§ Dataset items
— Start —
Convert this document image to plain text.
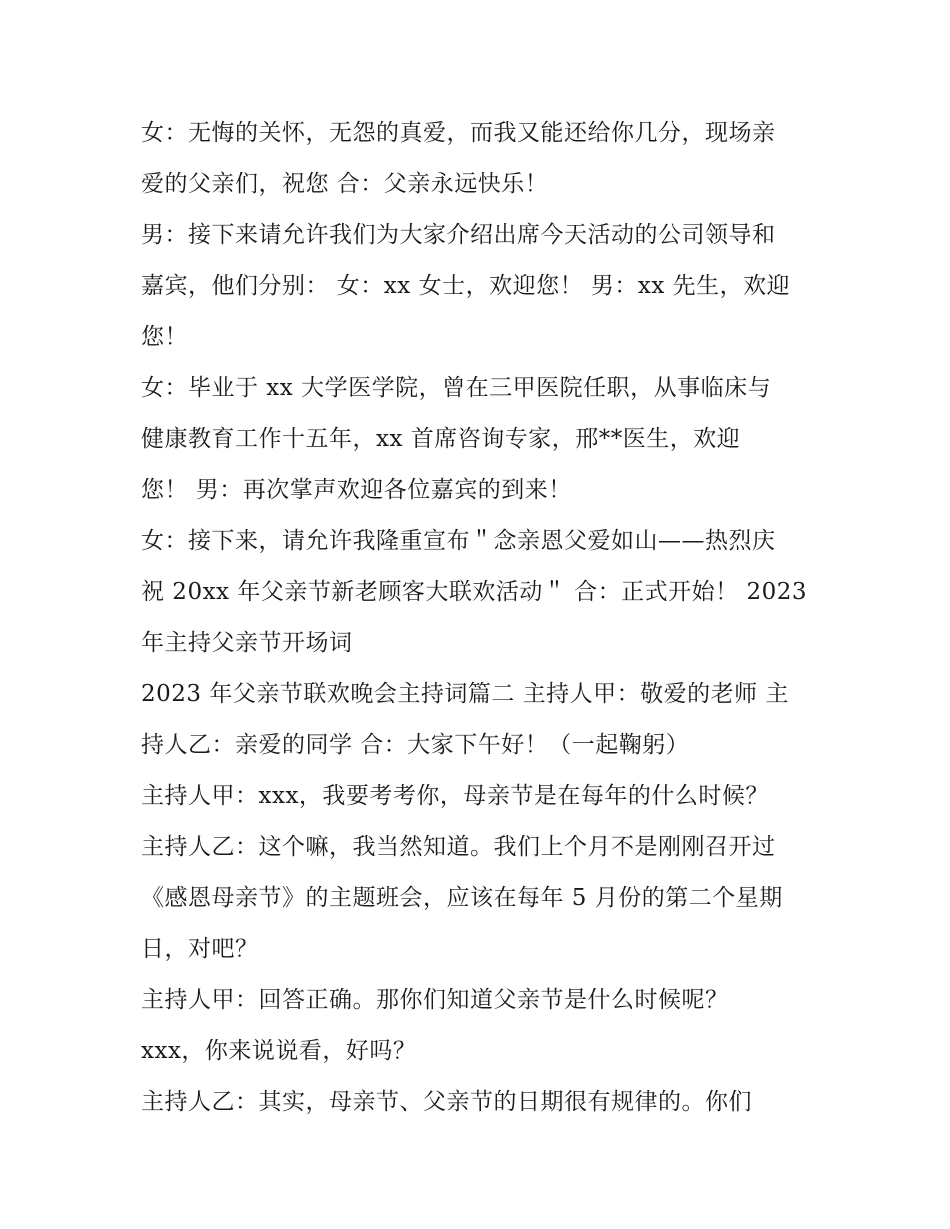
女：无悔的关怀，无怨的真爱，而我又能还给你几分，现场亲
爱的父亲们，祝您 合：父亲永远快乐！
男：接下来请允许我们为大家介绍出席今天活动的公司领导和
嘉宾，他们分别： 女：xx 女士，欢迎您！ 男：xx 先生，欢迎
您！
女：毕业于 xx 大学医学院，曾在三甲医院任职，从事临床与
健康教育工作十五年，xx 首席咨询专家，邢**医生，欢迎
您！ 男：再次掌声欢迎各位嘉宾的到来！
女：接下来，请允许我隆重宣布＂念亲恩父爱如山——热烈庆
祝 20xx 年父亲节新老顾客大联欢活动＂ 合：正式开始！ 2023
年主持父亲节开场词
2023 年父亲节联欢晚会主持词篇二 主持人甲：敬爱的老师 主
持人乙：亲爱的同学 合：大家下午好！（一起鞠躬）
主持人甲：xxx，我要考考你，母亲节是在每年的什么时候？
主持人乙：这个嘛，我当然知道。我们上个月不是刚刚召开过
《感恩母亲节》的主题班会，应该在每年 5 月份的第二个星期
日，对吧？
主持人甲：回答正确。那你们知道父亲节是什么时候呢？
xxx，你来说说看，好吗？
主持人乙：其实，母亲节、父亲节的日期很有规律的。你们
— End —
§ Task instructions
Transcribe the full listing above exactly as it stands, minus the pictures.

§ Solution for this task
Convert this document image to plain text.
女：无悔的关怀，无怨的真爱，而我又能还给你几分，现场亲
爱的父亲们，祝您 合：父亲永远快乐！
男：接下来请允许我们为大家介绍出席今天活动的公司领导和
嘉宾，他们分别： 女：xx 女士，欢迎您！ 男：xx 先生，欢迎
您！
女：毕业于 xx 大学医学院，曾在三甲医院任职，从事临床与
健康教育工作十五年，xx 首席咨询专家，邢**医生，欢迎
您！ 男：再次掌声欢迎各位嘉宾的到来！
女：接下来，请允许我隆重宣布＂念亲恩父爱如山——热烈庆
祝 20xx 年父亲节新老顾客大联欢活动＂ 合：正式开始！ 2023
年主持父亲节开场词
2023 年父亲节联欢晚会主持词篇二 主持人甲：敬爱的老师 主
持人乙：亲爱的同学 合：大家下午好！（一起鞠躬）
主持人甲：xxx，我要考考你，母亲节是在每年的什么时候？
主持人乙：这个嘛，我当然知道。我们上个月不是刚刚召开过
《感恩母亲节》的主题班会，应该在每年 5 月份的第二个星期
日，对吧？
主持人甲：回答正确。那你们知道父亲节是什么时候呢？
xxx，你来说说看，好吗？
主持人乙：其实，母亲节、父亲节的日期很有规律的。你们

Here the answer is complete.